What you should do
Identify each line below containing the string "取其中偏差绝对值较大值" and copy it.

Saved entries
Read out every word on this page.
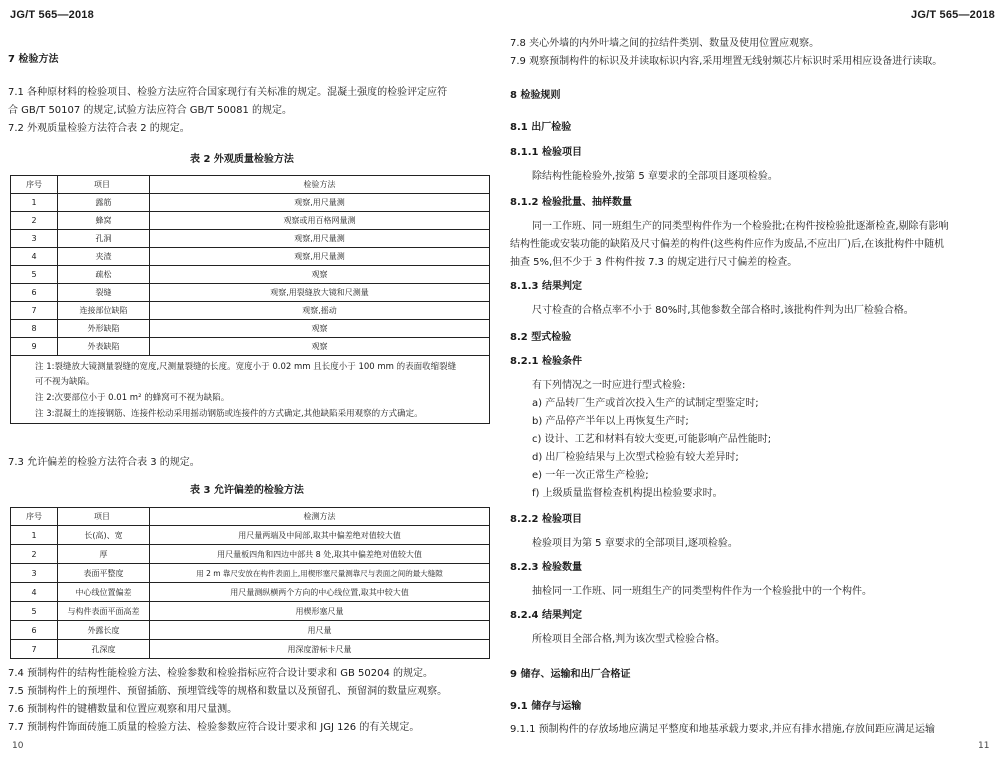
JG/T 565—2018
7 检验方法
7.1 各种原材料的检验项目、检验方法应符合国家现行有关标准的规定。混凝土强度的检验评定应符
合 GB/T 50107 的规定,试验方法应符合 GB/T 50081 的规定。
7.2 外观质量检验方法符合表 2 的规定。
表 2 外观质量检验方法
序号	项目	检验方法
1	露筋	观察,用尺量测
2	蜂窝	观察或用百格网量测
3	孔洞	观察,用尺量测
4	夹渣	观察,用尺量测
5	疏松	观察
6	裂缝	观察,用裂缝放大镜和尺测量
7	连接部位缺陷	观察,摇动
8	外形缺陷	观察
9	外表缺陷	观察

注 1:裂缝放大镜测量裂缝的宽度,尺测量裂缝的长度。宽度小于 0.02 mm 且长度小于 100 mm 的表面收缩裂缝
可不视为缺陷。
注 2:次要部位小于 0.01 m² 的蜂窝可不视为缺陷。
注 3:混凝土的连接钢筋、连接件松动采用摇动钢筋或连接件的方式确定,其他缺陷采用观察的方式确定。		
7.3 允许偏差的检验方法符合表 3 的规定。
表 3 允许偏差的检验方法
序号	项目	检测方法
1	长(高)、宽	用尺量两端及中间部,取其中偏差绝对值较大值
2	厚	用尺量板四角和四边中部共 8 处,取其中偏差绝对值较大值
3	表面平整度	用 2 m 靠尺安放在构件表面上,用楔形塞尺量测靠尺与表面之间的最大缝隙
4	中心线位置偏差	用尺量测纵横两个方向的中心线位置,取其中较大值
5	与构件表面平面高差	用楔形塞尺量
6	外露长度	用尺量
7	孔深度	用深度游标卡尺量
7.4 预制构件的结构性能检验方法、检验参数和检验指标应符合设计要求和 GB 50204 的规定。
7.5 预制构件上的预埋件、预留插筋、预埋管线等的规格和数量以及预留孔、预留洞的数量应观察。
7.6 预制构件的键槽数量和位置应观察和用尺量测。
7.7 预制构件饰面砖施工质量的检验方法、检验参数应符合设计要求和 JGJ 126 的有关规定。
10
JG/T 565—2018
7.8 夹心外墙的内外叶墙之间的拉结件类别、数量及使用位置应观察。
7.9 观察预制构件的标识及并读取标识内容,采用埋置无线射频芯片标识时采用相应设备进行读取。
8 检验规则
8.1 出厂检验
8.1.1 检验项目
除结构性能检验外,按第 5 章要求的全部项目逐项检验。
8.1.2 检验批量、抽样数量
同一工作班、同一班组生产的同类型构件作为一个检验批;在构件按检验批逐渐检查,剔除有影响
结构性能或安装功能的缺陷及尺寸偏差的构件(这些构件应作为废品,不应出厂)后,在该批构件中随机
抽查 5%,但不少于 3 件构件按 7.3 的规定进行尺寸偏差的检查。
8.1.3 结果判定
尺寸检查的合格点率不小于 80%时,其他参数全部合格时,该批构件判为出厂检验合格。
8.2 型式检验
8.2.1 检验条件
有下列情况之一时应进行型式检验:
a) 产品转厂生产或首次投入生产的试制定型鉴定时;
b) 产品停产半年以上再恢复生产时;
c) 设计、工艺和材料有较大变更,可能影响产品性能时;
d) 出厂检验结果与上次型式检验有较大差异时;
e) 一年一次正常生产检验;
f) 上级质量监督检查机构提出检验要求时。
8.2.2 检验项目
检验项目为第 5 章要求的全部项目,逐项检验。
8.2.3 检验数量
抽检同一工作班、同一班组生产的同类型构件作为一个检验批中的一个构件。
8.2.4 结果判定
所检项目全部合格,判为该次型式检验合格。
9 储存、运输和出厂合格证
9.1 储存与运输
9.1.1 预制构件的存放场地应满足平整度和地基承载力要求,并应有排水措施,存放间距应满足运输
11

Answer to this problem
1	长(高)、宽	用尺量两端及中间部,取其中偏差绝对值较大值
2	厚	用尺量板四角和四边中部共 8 处,取其中偏差绝对值较大值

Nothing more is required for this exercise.